• [What this task involves]: Show all lines holding "JSON".

• [Exercise materials]:
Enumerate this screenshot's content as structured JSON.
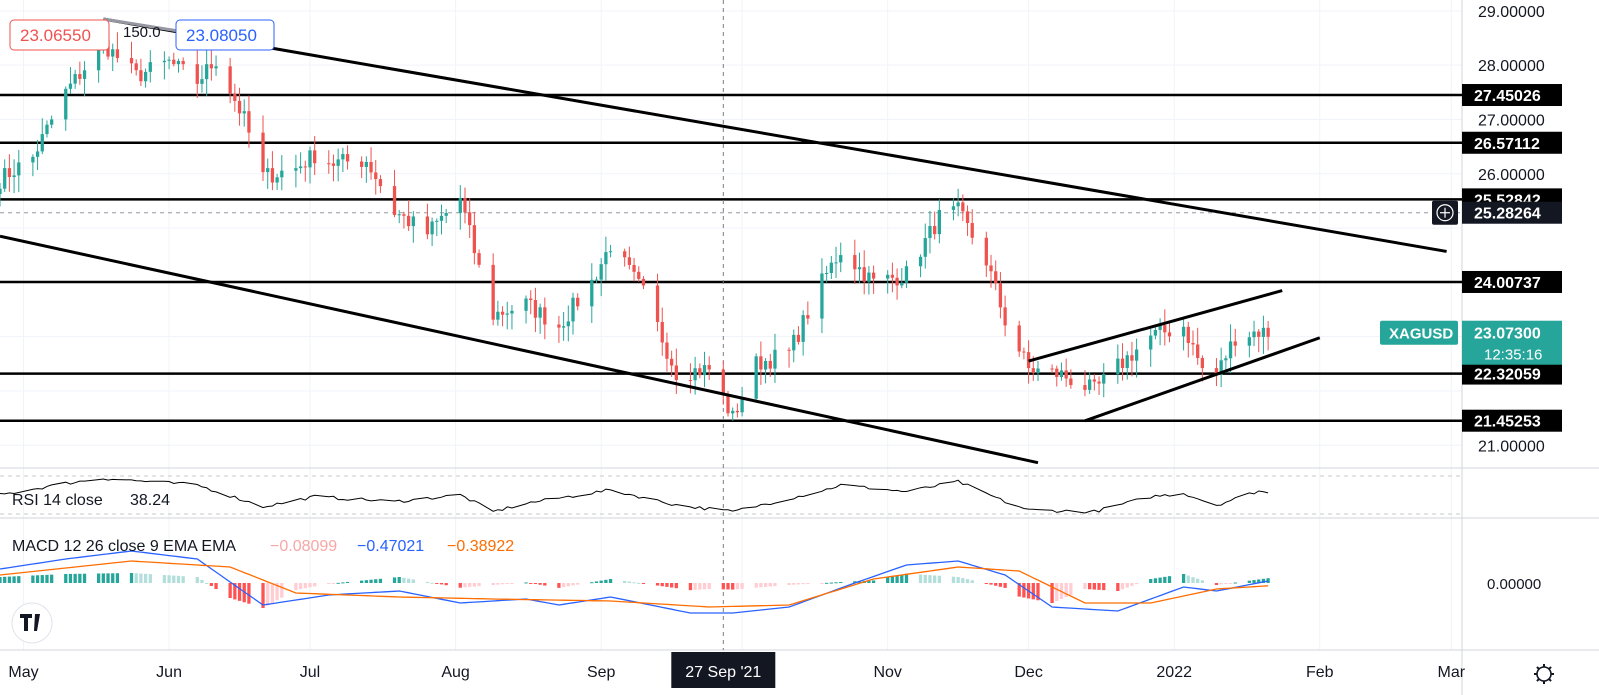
{
  "symbol": "XAGUSD",
  "header": {
    "bid": "23.06550",
    "ask": "23.08050",
    "spread": "150.0"
  },
  "colors": {
    "up": "#26a69a",
    "down": "#ef5350",
    "level_line": "#000000",
    "rsi_line": "#000000",
    "macd_line": "#2962ff",
    "signal_line": "#ff6d00",
    "hist_up_strong": "#26a69a",
    "hist_up_weak": "#b2dfdb",
    "hist_down_strong": "#ff5252",
    "hist_down_weak": "#ffcdd2",
    "symbol_badge": "#26a69a"
  },
  "chart_data": {
    "type": "candlestick",
    "timeframe": "daily",
    "x_range": [
      "2021-04-26",
      "2022-03-02"
    ],
    "y_range": [
      20.6,
      29.2
    ],
    "y_ticks": [
      "21.00000",
      "26.00000",
      "27.00000",
      "28.00000",
      "29.00000"
    ],
    "x_tick_labels": [
      "May",
      "Jun",
      "Jul",
      "Aug",
      "Sep",
      "Nov",
      "Dec",
      "2022",
      "Feb",
      "Mar"
    ],
    "crosshair_date_label": "27 Sep '21",
    "price_levels": [
      {
        "label": "27.45026",
        "value": 27.45026
      },
      {
        "label": "26.57112",
        "value": 26.57112
      },
      {
        "label": "25.52842",
        "value": 25.52842
      },
      {
        "label": "24.00737",
        "value": 24.00737
      },
      {
        "label": "22.32059",
        "value": 22.32059
      },
      {
        "label": "21.45253",
        "value": 21.45253
      }
    ],
    "crosshair_price_label": "25.28264",
    "last_price": {
      "label": "23.07300",
      "value": 23.073,
      "countdown": "12:35:16"
    },
    "trendlines": [
      {
        "from": [
          "2021-05-18",
          28.85
        ],
        "to": [
          "2022-02-28",
          24.57
        ]
      },
      {
        "from": [
          "2021-04-26",
          24.85
        ],
        "to": [
          "2021-12-03",
          20.68
        ]
      },
      {
        "from": [
          "2021-12-01",
          22.55
        ],
        "to": [
          "2022-01-24",
          23.85
        ]
      },
      {
        "from": [
          "2021-12-13",
          21.45
        ],
        "to": [
          "2022-02-01",
          22.98
        ]
      }
    ],
    "pivots": [
      [
        "2021-04-26",
        25.9
      ],
      [
        "2021-05-03",
        26.3
      ],
      [
        "2021-05-10",
        27.5
      ],
      [
        "2021-05-18",
        28.4
      ],
      [
        "2021-05-25",
        27.8
      ],
      [
        "2021-06-01",
        28.05
      ],
      [
        "2021-06-07",
        27.7
      ],
      [
        "2021-06-11",
        28.1
      ],
      [
        "2021-06-17",
        27.0
      ],
      [
        "2021-06-21",
        25.95
      ],
      [
        "2021-06-28",
        26.1
      ],
      [
        "2021-07-02",
        26.35
      ],
      [
        "2021-07-06",
        26.2
      ],
      [
        "2021-07-13",
        26.25
      ],
      [
        "2021-07-16",
        25.8
      ],
      [
        "2021-07-19",
        25.3
      ],
      [
        "2021-07-26",
        24.9
      ],
      [
        "2021-08-02",
        25.55
      ],
      [
        "2021-08-06",
        24.25
      ],
      [
        "2021-08-09",
        23.4
      ],
      [
        "2021-08-16",
        23.6
      ],
      [
        "2021-08-23",
        23.2
      ],
      [
        "2021-08-30",
        24.0
      ],
      [
        "2021-09-03",
        24.7
      ],
      [
        "2021-09-10",
        23.8
      ],
      [
        "2021-09-17",
        22.35
      ],
      [
        "2021-09-24",
        22.4
      ],
      [
        "2021-09-29",
        21.5
      ],
      [
        "2021-10-04",
        22.5
      ],
      [
        "2021-10-11",
        22.7
      ],
      [
        "2021-10-18",
        24.0
      ],
      [
        "2021-10-22",
        24.6
      ],
      [
        "2021-10-29",
        24.0
      ],
      [
        "2021-11-05",
        24.15
      ],
      [
        "2021-11-12",
        25.2
      ],
      [
        "2021-11-16",
        25.3
      ],
      [
        "2021-11-22",
        24.4
      ],
      [
        "2021-11-26",
        23.3
      ],
      [
        "2021-12-01",
        22.4
      ],
      [
        "2021-12-08",
        22.3
      ],
      [
        "2021-12-15",
        22.0
      ],
      [
        "2021-12-20",
        22.45
      ],
      [
        "2021-12-27",
        23.0
      ],
      [
        "2022-01-03",
        23.2
      ],
      [
        "2022-01-07",
        22.4
      ],
      [
        "2022-01-10",
        22.3
      ],
      [
        "2022-01-14",
        23.0
      ],
      [
        "2022-01-19",
        23.1
      ],
      [
        "2022-01-21",
        23.07
      ]
    ],
    "rsi": {
      "label": "RSI 14 close",
      "value": "38.24",
      "pivots": [
        [
          "2021-04-26",
          50
        ],
        [
          "2021-05-10",
          64
        ],
        [
          "2021-05-18",
          70
        ],
        [
          "2021-06-07",
          62
        ],
        [
          "2021-06-21",
          36
        ],
        [
          "2021-07-02",
          48
        ],
        [
          "2021-07-19",
          42
        ],
        [
          "2021-08-02",
          50
        ],
        [
          "2021-08-09",
          30
        ],
        [
          "2021-08-16",
          40
        ],
        [
          "2021-09-03",
          56
        ],
        [
          "2021-09-17",
          38
        ],
        [
          "2021-09-29",
          30
        ],
        [
          "2021-10-18",
          55
        ],
        [
          "2021-10-22",
          62
        ],
        [
          "2021-11-05",
          54
        ],
        [
          "2021-11-16",
          66
        ],
        [
          "2021-11-26",
          42
        ],
        [
          "2021-12-01",
          32
        ],
        [
          "2021-12-15",
          30
        ],
        [
          "2021-12-27",
          48
        ],
        [
          "2022-01-03",
          52
        ],
        [
          "2022-01-10",
          38
        ],
        [
          "2022-01-19",
          55
        ],
        [
          "2022-01-21",
          52
        ]
      ]
    },
    "macd": {
      "label": "MACD 12 26 close 9 EMA EMA",
      "values": [
        "−0.08099",
        "−0.47021",
        "−0.38922"
      ],
      "zero_label": "0.00000",
      "macd_pivots": [
        [
          "2021-04-26",
          0.35
        ],
        [
          "2021-05-10",
          0.6
        ],
        [
          "2021-05-24",
          0.8
        ],
        [
          "2021-06-07",
          0.6
        ],
        [
          "2021-06-21",
          -0.55
        ],
        [
          "2021-07-05",
          -0.3
        ],
        [
          "2021-07-20",
          -0.2
        ],
        [
          "2021-08-02",
          -0.5
        ],
        [
          "2021-08-16",
          -0.4
        ],
        [
          "2021-08-23",
          -0.55
        ],
        [
          "2021-09-03",
          -0.35
        ],
        [
          "2021-09-20",
          -0.75
        ],
        [
          "2021-09-29",
          -0.75
        ],
        [
          "2021-10-11",
          -0.6
        ],
        [
          "2021-10-25",
          0.0
        ],
        [
          "2021-11-05",
          0.45
        ],
        [
          "2021-11-16",
          0.55
        ],
        [
          "2021-11-26",
          0.2
        ],
        [
          "2021-12-06",
          -0.6
        ],
        [
          "2021-12-20",
          -0.7
        ],
        [
          "2022-01-03",
          -0.1
        ],
        [
          "2022-01-10",
          -0.2
        ],
        [
          "2022-01-21",
          0.05
        ]
      ],
      "signal_pivots": [
        [
          "2021-04-26",
          0.2
        ],
        [
          "2021-05-24",
          0.55
        ],
        [
          "2021-06-14",
          0.4
        ],
        [
          "2021-06-28",
          -0.25
        ],
        [
          "2021-07-20",
          -0.35
        ],
        [
          "2021-08-09",
          -0.4
        ],
        [
          "2021-09-03",
          -0.45
        ],
        [
          "2021-09-24",
          -0.6
        ],
        [
          "2021-10-11",
          -0.55
        ],
        [
          "2021-10-29",
          0.1
        ],
        [
          "2021-11-16",
          0.4
        ],
        [
          "2021-11-29",
          0.3
        ],
        [
          "2021-12-13",
          -0.5
        ],
        [
          "2021-12-27",
          -0.5
        ],
        [
          "2022-01-10",
          -0.15
        ],
        [
          "2022-01-21",
          -0.07
        ]
      ]
    }
  }
}
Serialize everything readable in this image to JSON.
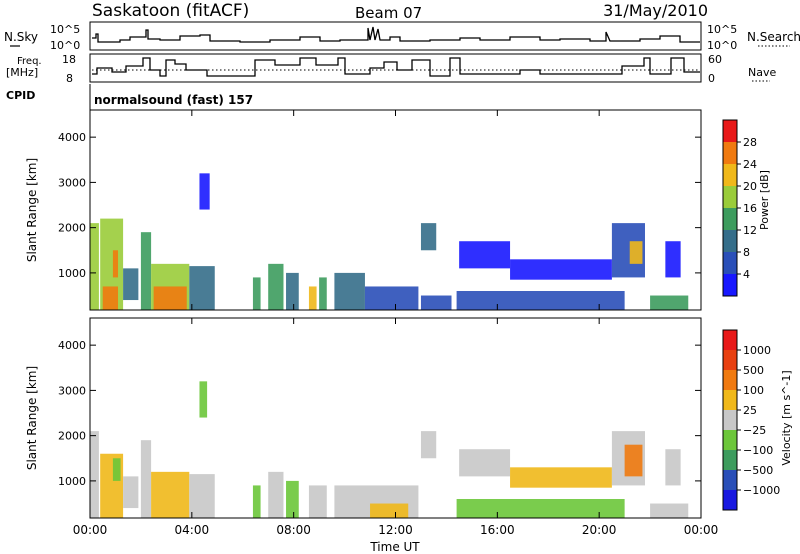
{
  "header": {
    "station": "Saskatoon (fitACF)",
    "beam": "Beam 07",
    "date": "31/May/2010"
  },
  "nsky_panel": {
    "label_left": "N.Sky",
    "label_right": "N.Search",
    "tick_top_left": "10^5",
    "tick_bottom_left": "10^0",
    "tick_top_right": "10^5",
    "tick_bottom_right": "10^0"
  },
  "freq_panel": {
    "label_left_1": "Freq.",
    "label_left_2": "[MHz]",
    "label_right": "Nave",
    "left_ticks": [
      "18",
      "8"
    ],
    "right_ticks": [
      "60",
      "0"
    ]
  },
  "cpid": {
    "label": "CPID",
    "text": "normalsound (fast) 157"
  },
  "chart_data": [
    {
      "type": "heatmap",
      "quantity": "Power",
      "ylabel": "Slant Range [km]",
      "ylim": [
        180,
        4600
      ],
      "y_ticks": [
        1000,
        2000,
        3000,
        4000
      ],
      "x_ticks_hours": [
        0,
        4,
        8,
        12,
        16,
        20,
        24
      ],
      "colorbar": {
        "label": "Power [dB]",
        "ticks": [
          "4",
          "8",
          "12",
          "16",
          "20",
          "24",
          "28"
        ],
        "colors": [
          "#1818ff",
          "#2a4fb8",
          "#356e8a",
          "#3d9c5e",
          "#9acc3a",
          "#f0b81a",
          "#f07a10",
          "#e81818"
        ]
      },
      "cells": [
        {
          "t0": 0.0,
          "t1": 0.35,
          "r0": 180,
          "r1": 2100,
          "level": 4
        },
        {
          "t0": 0.4,
          "t1": 1.3,
          "r0": 180,
          "r1": 2200,
          "level": 4
        },
        {
          "t0": 0.5,
          "t1": 1.1,
          "r0": 180,
          "r1": 700,
          "level": 6
        },
        {
          "t0": 0.9,
          "t1": 1.1,
          "r0": 900,
          "r1": 1500,
          "level": 6
        },
        {
          "t0": 1.3,
          "t1": 1.9,
          "r0": 400,
          "r1": 1100,
          "level": 2
        },
        {
          "t0": 2.0,
          "t1": 2.4,
          "r0": 180,
          "r1": 1900,
          "level": 3
        },
        {
          "t0": 2.4,
          "t1": 3.9,
          "r0": 180,
          "r1": 1200,
          "level": 4
        },
        {
          "t0": 2.5,
          "t1": 3.8,
          "r0": 180,
          "r1": 700,
          "level": 6
        },
        {
          "t0": 3.9,
          "t1": 4.9,
          "r0": 180,
          "r1": 1150,
          "level": 2
        },
        {
          "t0": 4.3,
          "t1": 4.7,
          "r0": 2400,
          "r1": 3200,
          "level": 0
        },
        {
          "t0": 6.4,
          "t1": 6.7,
          "r0": 180,
          "r1": 900,
          "level": 3
        },
        {
          "t0": 7.0,
          "t1": 7.6,
          "r0": 180,
          "r1": 1200,
          "level": 3
        },
        {
          "t0": 7.7,
          "t1": 8.2,
          "r0": 180,
          "r1": 1000,
          "level": 2
        },
        {
          "t0": 8.6,
          "t1": 8.9,
          "r0": 180,
          "r1": 700,
          "level": 5
        },
        {
          "t0": 9.0,
          "t1": 9.3,
          "r0": 180,
          "r1": 900,
          "level": 3
        },
        {
          "t0": 9.6,
          "t1": 10.8,
          "r0": 180,
          "r1": 1000,
          "level": 2
        },
        {
          "t0": 10.8,
          "t1": 12.9,
          "r0": 180,
          "r1": 700,
          "level": 1
        },
        {
          "t0": 13.0,
          "t1": 13.6,
          "r0": 1500,
          "r1": 2100,
          "level": 2
        },
        {
          "t0": 13.0,
          "t1": 14.2,
          "r0": 180,
          "r1": 500,
          "level": 1
        },
        {
          "t0": 14.4,
          "t1": 21.0,
          "r0": 180,
          "r1": 600,
          "level": 1
        },
        {
          "t0": 14.5,
          "t1": 16.5,
          "r0": 1100,
          "r1": 1700,
          "level": 0
        },
        {
          "t0": 16.5,
          "t1": 20.5,
          "r0": 850,
          "r1": 1300,
          "level": 0
        },
        {
          "t0": 20.5,
          "t1": 21.8,
          "r0": 900,
          "r1": 2100,
          "level": 1
        },
        {
          "t0": 21.2,
          "t1": 21.7,
          "r0": 1200,
          "r1": 1700,
          "level": 5
        },
        {
          "t0": 22.6,
          "t1": 23.2,
          "r0": 900,
          "r1": 1700,
          "level": 0
        },
        {
          "t0": 22.0,
          "t1": 23.5,
          "r0": 180,
          "r1": 500,
          "level": 3
        }
      ]
    },
    {
      "type": "heatmap",
      "quantity": "Velocity",
      "ylabel": "Slant Range [km]",
      "xlabel": "Time UT",
      "ylim": [
        180,
        4600
      ],
      "y_ticks": [
        1000,
        2000,
        3000,
        4000
      ],
      "x_ticks": [
        "00:00",
        "04:00",
        "08:00",
        "12:00",
        "16:00",
        "20:00",
        "00:00"
      ],
      "x_ticks_hours": [
        0,
        4,
        8,
        12,
        16,
        20,
        24
      ],
      "colorbar": {
        "label": "Velocity [m s^-1]",
        "ticks": [
          "1000",
          "500",
          "100",
          "25",
          "−25",
          "−100",
          "−500",
          "−1000"
        ],
        "colors": [
          "#1818e0",
          "#2a4fb8",
          "#3d9c5e",
          "#6cc63a",
          "#c8c8c8",
          "#f0b81a",
          "#f07a10",
          "#e84010",
          "#e81818"
        ]
      },
      "cells": [
        {
          "t0": 0.0,
          "t1": 0.35,
          "r0": 180,
          "r1": 2100,
          "level": 4
        },
        {
          "t0": 0.4,
          "t1": 1.3,
          "r0": 180,
          "r1": 1600,
          "level": 5
        },
        {
          "t0": 0.9,
          "t1": 1.2,
          "r0": 1000,
          "r1": 1500,
          "level": 3
        },
        {
          "t0": 1.3,
          "t1": 1.9,
          "r0": 400,
          "r1": 1100,
          "level": 4
        },
        {
          "t0": 2.0,
          "t1": 2.4,
          "r0": 180,
          "r1": 1900,
          "level": 4
        },
        {
          "t0": 2.4,
          "t1": 3.9,
          "r0": 180,
          "r1": 1200,
          "level": 5
        },
        {
          "t0": 3.9,
          "t1": 4.9,
          "r0": 180,
          "r1": 1150,
          "level": 4
        },
        {
          "t0": 4.3,
          "t1": 4.6,
          "r0": 2400,
          "r1": 3200,
          "level": 3
        },
        {
          "t0": 6.4,
          "t1": 6.7,
          "r0": 180,
          "r1": 900,
          "level": 3
        },
        {
          "t0": 7.0,
          "t1": 7.6,
          "r0": 180,
          "r1": 1200,
          "level": 4
        },
        {
          "t0": 7.7,
          "t1": 8.2,
          "r0": 180,
          "r1": 1000,
          "level": 3
        },
        {
          "t0": 8.6,
          "t1": 9.3,
          "r0": 180,
          "r1": 900,
          "level": 4
        },
        {
          "t0": 9.6,
          "t1": 12.9,
          "r0": 180,
          "r1": 900,
          "level": 4
        },
        {
          "t0": 11.0,
          "t1": 12.5,
          "r0": 180,
          "r1": 500,
          "level": 5
        },
        {
          "t0": 13.0,
          "t1": 13.6,
          "r0": 1500,
          "r1": 2100,
          "level": 4
        },
        {
          "t0": 14.4,
          "t1": 21.0,
          "r0": 180,
          "r1": 600,
          "level": 3
        },
        {
          "t0": 14.5,
          "t1": 16.5,
          "r0": 1100,
          "r1": 1700,
          "level": 4
        },
        {
          "t0": 16.5,
          "t1": 20.5,
          "r0": 850,
          "r1": 1300,
          "level": 5
        },
        {
          "t0": 20.5,
          "t1": 21.8,
          "r0": 900,
          "r1": 2100,
          "level": 4
        },
        {
          "t0": 21.0,
          "t1": 21.7,
          "r0": 1100,
          "r1": 1800,
          "level": 6
        },
        {
          "t0": 22.6,
          "t1": 23.2,
          "r0": 900,
          "r1": 1700,
          "level": 4
        },
        {
          "t0": 22.0,
          "t1": 23.5,
          "r0": 180,
          "r1": 500,
          "level": 4
        }
      ]
    }
  ]
}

• [Expected answer]:
Enumerate this screenshot's content as structured JSON.
Serialize everything readable in this image to JSON.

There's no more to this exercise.